__DATASET ENTRIES__:
_____

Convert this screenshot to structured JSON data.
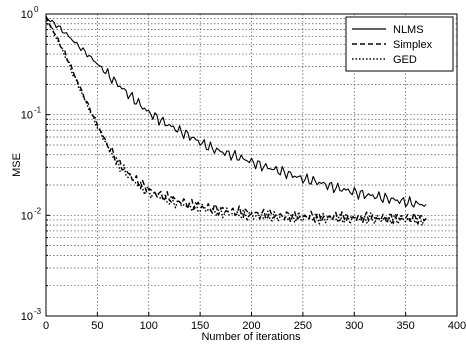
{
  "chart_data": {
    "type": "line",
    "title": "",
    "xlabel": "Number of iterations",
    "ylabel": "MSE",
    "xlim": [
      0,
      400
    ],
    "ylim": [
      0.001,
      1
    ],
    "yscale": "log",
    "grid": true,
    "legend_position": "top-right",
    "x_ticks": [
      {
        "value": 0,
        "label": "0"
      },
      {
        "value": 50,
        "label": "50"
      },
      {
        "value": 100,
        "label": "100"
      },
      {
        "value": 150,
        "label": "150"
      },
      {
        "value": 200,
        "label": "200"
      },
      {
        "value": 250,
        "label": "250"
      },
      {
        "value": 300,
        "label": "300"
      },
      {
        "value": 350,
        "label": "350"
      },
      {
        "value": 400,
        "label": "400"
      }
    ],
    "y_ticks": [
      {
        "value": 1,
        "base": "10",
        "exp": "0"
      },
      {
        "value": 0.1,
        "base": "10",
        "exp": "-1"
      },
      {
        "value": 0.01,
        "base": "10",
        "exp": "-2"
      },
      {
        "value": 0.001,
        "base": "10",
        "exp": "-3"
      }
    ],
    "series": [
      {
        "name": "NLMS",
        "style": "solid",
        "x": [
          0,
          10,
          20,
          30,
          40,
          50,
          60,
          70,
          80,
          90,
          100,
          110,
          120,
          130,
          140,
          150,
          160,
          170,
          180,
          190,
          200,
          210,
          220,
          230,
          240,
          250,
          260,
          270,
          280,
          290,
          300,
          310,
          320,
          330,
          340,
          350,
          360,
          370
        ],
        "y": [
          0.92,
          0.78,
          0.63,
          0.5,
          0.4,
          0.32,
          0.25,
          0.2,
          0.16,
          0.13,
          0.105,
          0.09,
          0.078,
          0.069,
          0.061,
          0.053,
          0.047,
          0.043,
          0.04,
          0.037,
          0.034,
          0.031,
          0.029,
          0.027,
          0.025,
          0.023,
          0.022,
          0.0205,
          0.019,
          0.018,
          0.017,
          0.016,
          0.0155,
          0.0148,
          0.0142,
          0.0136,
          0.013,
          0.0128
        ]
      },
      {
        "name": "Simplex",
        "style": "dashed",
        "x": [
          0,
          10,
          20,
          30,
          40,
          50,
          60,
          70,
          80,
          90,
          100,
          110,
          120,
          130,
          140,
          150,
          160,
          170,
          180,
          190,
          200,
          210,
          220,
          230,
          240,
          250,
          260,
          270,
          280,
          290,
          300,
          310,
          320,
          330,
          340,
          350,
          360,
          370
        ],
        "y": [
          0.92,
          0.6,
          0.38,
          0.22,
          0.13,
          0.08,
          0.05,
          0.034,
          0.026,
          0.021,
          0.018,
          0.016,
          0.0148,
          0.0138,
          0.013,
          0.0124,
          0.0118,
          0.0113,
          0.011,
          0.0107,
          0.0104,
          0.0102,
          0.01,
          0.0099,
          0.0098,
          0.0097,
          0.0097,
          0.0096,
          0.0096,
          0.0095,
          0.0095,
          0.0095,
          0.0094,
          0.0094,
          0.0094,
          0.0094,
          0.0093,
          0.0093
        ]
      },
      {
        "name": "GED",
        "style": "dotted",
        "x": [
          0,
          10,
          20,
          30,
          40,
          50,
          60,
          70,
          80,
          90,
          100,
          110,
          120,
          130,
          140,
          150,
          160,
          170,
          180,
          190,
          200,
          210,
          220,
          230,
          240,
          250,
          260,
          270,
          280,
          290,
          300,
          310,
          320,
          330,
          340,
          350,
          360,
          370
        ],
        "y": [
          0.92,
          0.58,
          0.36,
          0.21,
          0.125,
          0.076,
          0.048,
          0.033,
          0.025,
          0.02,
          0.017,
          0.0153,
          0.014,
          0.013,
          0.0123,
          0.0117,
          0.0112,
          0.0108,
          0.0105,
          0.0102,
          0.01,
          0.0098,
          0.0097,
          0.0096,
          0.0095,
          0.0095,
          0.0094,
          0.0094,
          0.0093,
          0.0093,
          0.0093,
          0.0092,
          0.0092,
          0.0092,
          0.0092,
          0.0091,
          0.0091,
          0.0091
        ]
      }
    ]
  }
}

_____

__INSTRUCTIONS FOR THE TASK__:
Extract all the data above exactly, excluding every picture.

__RESULT OF THE TASK__:
Convert this screenshot to structured JSON data.
{
  "chart_data": {
    "type": "line",
    "title": "",
    "xlabel": "Number of iterations",
    "ylabel": "MSE",
    "xlim": [
      0,
      400
    ],
    "ylim": [
      0.001,
      1
    ],
    "yscale": "log",
    "grid": true,
    "legend_position": "top-right",
    "x_ticks": [
      {
        "value": 0,
        "label": "0"
      },
      {
        "value": 50,
        "label": "50"
      },
      {
        "value": 100,
        "label": "100"
      },
      {
        "value": 150,
        "label": "150"
      },
      {
        "value": 200,
        "label": "200"
      },
      {
        "value": 250,
        "label": "250"
      },
      {
        "value": 300,
        "label": "300"
      },
      {
        "value": 350,
        "label": "350"
      },
      {
        "value": 400,
        "label": "400"
      }
    ],
    "y_ticks": [
      {
        "value": 1,
        "base": "10",
        "exp": "0"
      },
      {
        "value": 0.1,
        "base": "10",
        "exp": "-1"
      },
      {
        "value": 0.01,
        "base": "10",
        "exp": "-2"
      },
      {
        "value": 0.001,
        "base": "10",
        "exp": "-3"
      }
    ],
    "series": [
      {
        "name": "NLMS",
        "style": "solid",
        "x": [
          0,
          10,
          20,
          30,
          40,
          50,
          60,
          70,
          80,
          90,
          100,
          110,
          120,
          130,
          140,
          150,
          160,
          170,
          180,
          190,
          200,
          210,
          220,
          230,
          240,
          250,
          260,
          270,
          280,
          290,
          300,
          310,
          320,
          330,
          340,
          350,
          360,
          370
        ],
        "y": [
          0.92,
          0.78,
          0.63,
          0.5,
          0.4,
          0.32,
          0.25,
          0.2,
          0.16,
          0.13,
          0.105,
          0.09,
          0.078,
          0.069,
          0.061,
          0.053,
          0.047,
          0.043,
          0.04,
          0.037,
          0.034,
          0.031,
          0.029,
          0.027,
          0.025,
          0.023,
          0.022,
          0.0205,
          0.019,
          0.018,
          0.017,
          0.016,
          0.0155,
          0.0148,
          0.0142,
          0.0136,
          0.013,
          0.0128
        ]
      },
      {
        "name": "Simplex",
        "style": "dashed",
        "x": [
          0,
          10,
          20,
          30,
          40,
          50,
          60,
          70,
          80,
          90,
          100,
          110,
          120,
          130,
          140,
          150,
          160,
          170,
          180,
          190,
          200,
          210,
          220,
          230,
          240,
          250,
          260,
          270,
          280,
          290,
          300,
          310,
          320,
          330,
          340,
          350,
          360,
          370
        ],
        "y": [
          0.92,
          0.6,
          0.38,
          0.22,
          0.13,
          0.08,
          0.05,
          0.034,
          0.026,
          0.021,
          0.018,
          0.016,
          0.0148,
          0.0138,
          0.013,
          0.0124,
          0.0118,
          0.0113,
          0.011,
          0.0107,
          0.0104,
          0.0102,
          0.01,
          0.0099,
          0.0098,
          0.0097,
          0.0097,
          0.0096,
          0.0096,
          0.0095,
          0.0095,
          0.0095,
          0.0094,
          0.0094,
          0.0094,
          0.0094,
          0.0093,
          0.0093
        ]
      },
      {
        "name": "GED",
        "style": "dotted",
        "x": [
          0,
          10,
          20,
          30,
          40,
          50,
          60,
          70,
          80,
          90,
          100,
          110,
          120,
          130,
          140,
          150,
          160,
          170,
          180,
          190,
          200,
          210,
          220,
          230,
          240,
          250,
          260,
          270,
          280,
          290,
          300,
          310,
          320,
          330,
          340,
          350,
          360,
          370
        ],
        "y": [
          0.92,
          0.58,
          0.36,
          0.21,
          0.125,
          0.076,
          0.048,
          0.033,
          0.025,
          0.02,
          0.017,
          0.0153,
          0.014,
          0.013,
          0.0123,
          0.0117,
          0.0112,
          0.0108,
          0.0105,
          0.0102,
          0.01,
          0.0098,
          0.0097,
          0.0096,
          0.0095,
          0.0095,
          0.0094,
          0.0094,
          0.0093,
          0.0093,
          0.0093,
          0.0092,
          0.0092,
          0.0092,
          0.0092,
          0.0091,
          0.0091,
          0.0091
        ]
      }
    ]
  }
}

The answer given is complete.